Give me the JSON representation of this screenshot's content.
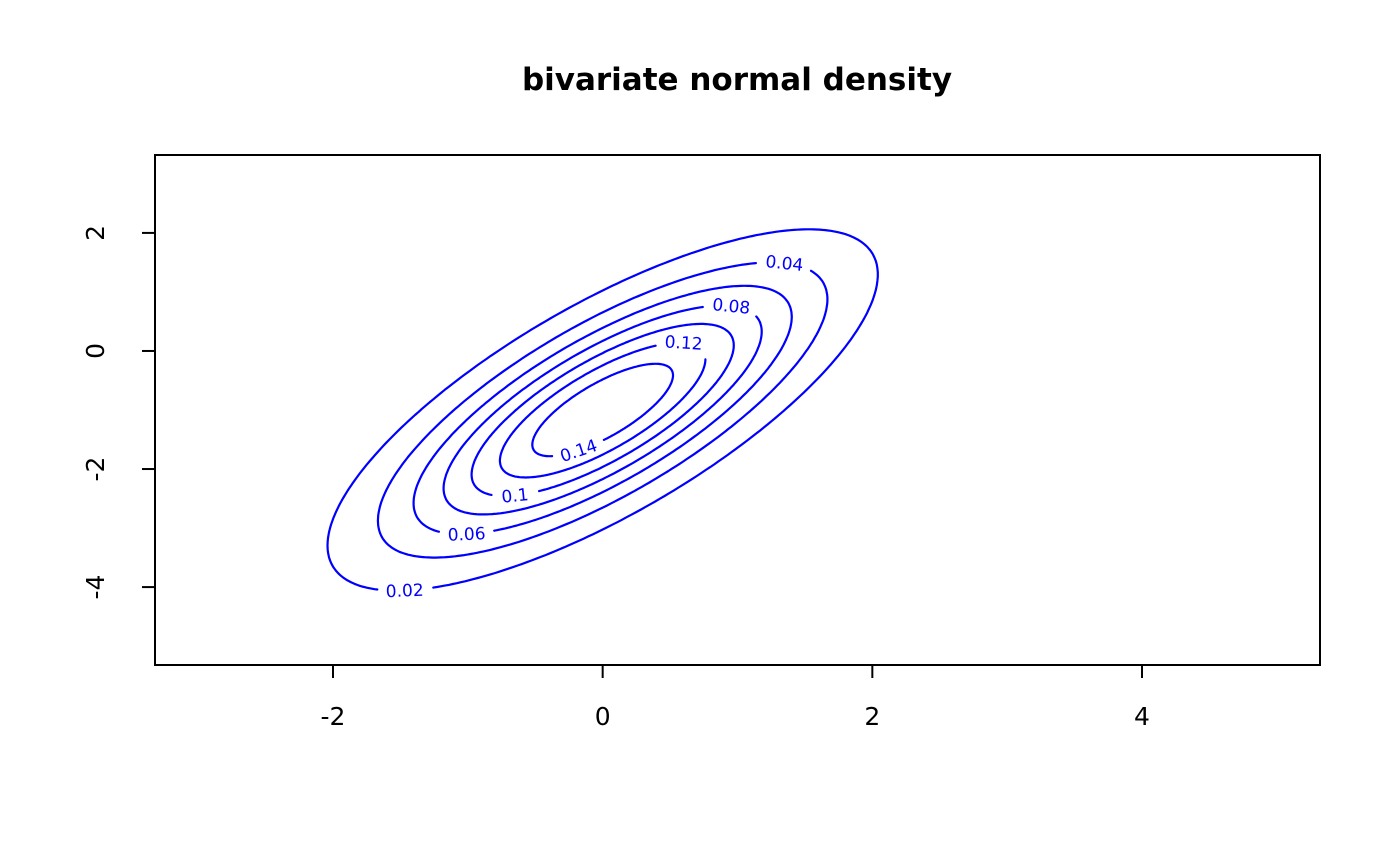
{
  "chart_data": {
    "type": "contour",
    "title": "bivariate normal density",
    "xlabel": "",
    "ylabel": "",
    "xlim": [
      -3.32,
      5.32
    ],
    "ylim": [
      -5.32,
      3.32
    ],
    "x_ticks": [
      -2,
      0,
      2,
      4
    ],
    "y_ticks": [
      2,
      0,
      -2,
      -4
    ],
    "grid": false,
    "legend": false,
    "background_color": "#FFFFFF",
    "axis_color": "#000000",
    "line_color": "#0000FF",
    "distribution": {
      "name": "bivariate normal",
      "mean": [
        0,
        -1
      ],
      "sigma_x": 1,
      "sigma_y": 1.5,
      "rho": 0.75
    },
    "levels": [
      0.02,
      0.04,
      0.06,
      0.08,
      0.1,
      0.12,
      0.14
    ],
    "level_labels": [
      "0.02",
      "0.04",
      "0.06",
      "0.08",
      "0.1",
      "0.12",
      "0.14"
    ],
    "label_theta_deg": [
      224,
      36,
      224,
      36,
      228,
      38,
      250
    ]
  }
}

****************************************

Nothing but the pictures may be dropped; output the records above exactly.

■ Written response
Give me the JSON representation of this screenshot's content.
{
  "chart_data": {
    "type": "contour",
    "title": "bivariate normal density",
    "xlabel": "",
    "ylabel": "",
    "xlim": [
      -3.32,
      5.32
    ],
    "ylim": [
      -5.32,
      3.32
    ],
    "x_ticks": [
      -2,
      0,
      2,
      4
    ],
    "y_ticks": [
      2,
      0,
      -2,
      -4
    ],
    "grid": false,
    "legend": false,
    "background_color": "#FFFFFF",
    "axis_color": "#000000",
    "line_color": "#0000FF",
    "distribution": {
      "name": "bivariate normal",
      "mean": [
        0,
        -1
      ],
      "sigma_x": 1,
      "sigma_y": 1.5,
      "rho": 0.75
    },
    "levels": [
      0.02,
      0.04,
      0.06,
      0.08,
      0.1,
      0.12,
      0.14
    ],
    "level_labels": [
      "0.02",
      "0.04",
      "0.06",
      "0.08",
      "0.1",
      "0.12",
      "0.14"
    ],
    "label_theta_deg": [
      224,
      36,
      224,
      36,
      228,
      38,
      250
    ]
  }
}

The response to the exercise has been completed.